**Exercise goal**
Provide only the number of lines in the data below that contain the string "price".

─── Dataset ───

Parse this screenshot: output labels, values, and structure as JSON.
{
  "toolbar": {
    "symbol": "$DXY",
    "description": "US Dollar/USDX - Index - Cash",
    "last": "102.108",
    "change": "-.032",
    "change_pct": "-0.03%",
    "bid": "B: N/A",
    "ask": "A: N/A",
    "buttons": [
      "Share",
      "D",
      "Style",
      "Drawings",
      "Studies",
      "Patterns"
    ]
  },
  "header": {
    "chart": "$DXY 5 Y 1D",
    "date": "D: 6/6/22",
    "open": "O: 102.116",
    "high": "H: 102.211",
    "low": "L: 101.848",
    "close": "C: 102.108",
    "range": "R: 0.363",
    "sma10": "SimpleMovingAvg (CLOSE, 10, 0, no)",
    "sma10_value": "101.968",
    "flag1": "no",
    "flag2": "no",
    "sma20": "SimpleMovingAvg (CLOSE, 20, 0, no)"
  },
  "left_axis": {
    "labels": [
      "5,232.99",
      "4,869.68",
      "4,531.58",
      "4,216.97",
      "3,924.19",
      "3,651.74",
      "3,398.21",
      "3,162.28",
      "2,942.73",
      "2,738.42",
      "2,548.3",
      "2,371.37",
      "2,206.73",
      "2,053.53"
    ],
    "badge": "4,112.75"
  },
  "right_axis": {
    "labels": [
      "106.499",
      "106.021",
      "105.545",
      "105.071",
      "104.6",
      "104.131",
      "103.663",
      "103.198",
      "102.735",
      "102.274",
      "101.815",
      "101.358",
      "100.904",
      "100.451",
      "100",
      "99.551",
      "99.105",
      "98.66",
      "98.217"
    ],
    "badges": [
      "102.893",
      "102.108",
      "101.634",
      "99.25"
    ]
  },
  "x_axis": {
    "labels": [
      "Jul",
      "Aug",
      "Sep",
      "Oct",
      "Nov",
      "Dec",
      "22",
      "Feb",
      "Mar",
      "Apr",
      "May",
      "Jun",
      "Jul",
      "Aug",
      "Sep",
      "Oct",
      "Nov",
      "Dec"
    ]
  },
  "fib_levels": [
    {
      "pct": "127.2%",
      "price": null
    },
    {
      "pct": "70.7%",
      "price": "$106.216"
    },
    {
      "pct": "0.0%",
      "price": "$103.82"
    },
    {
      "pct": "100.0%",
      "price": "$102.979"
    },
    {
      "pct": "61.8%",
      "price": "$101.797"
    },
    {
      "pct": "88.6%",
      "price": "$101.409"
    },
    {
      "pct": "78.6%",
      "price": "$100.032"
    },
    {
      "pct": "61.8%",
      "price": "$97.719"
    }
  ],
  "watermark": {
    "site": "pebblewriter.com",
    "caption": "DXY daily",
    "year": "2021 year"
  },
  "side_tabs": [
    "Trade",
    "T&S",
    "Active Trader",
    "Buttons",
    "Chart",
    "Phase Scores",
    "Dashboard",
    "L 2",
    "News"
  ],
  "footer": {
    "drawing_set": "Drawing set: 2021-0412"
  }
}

───

**Solution for this exercise**
8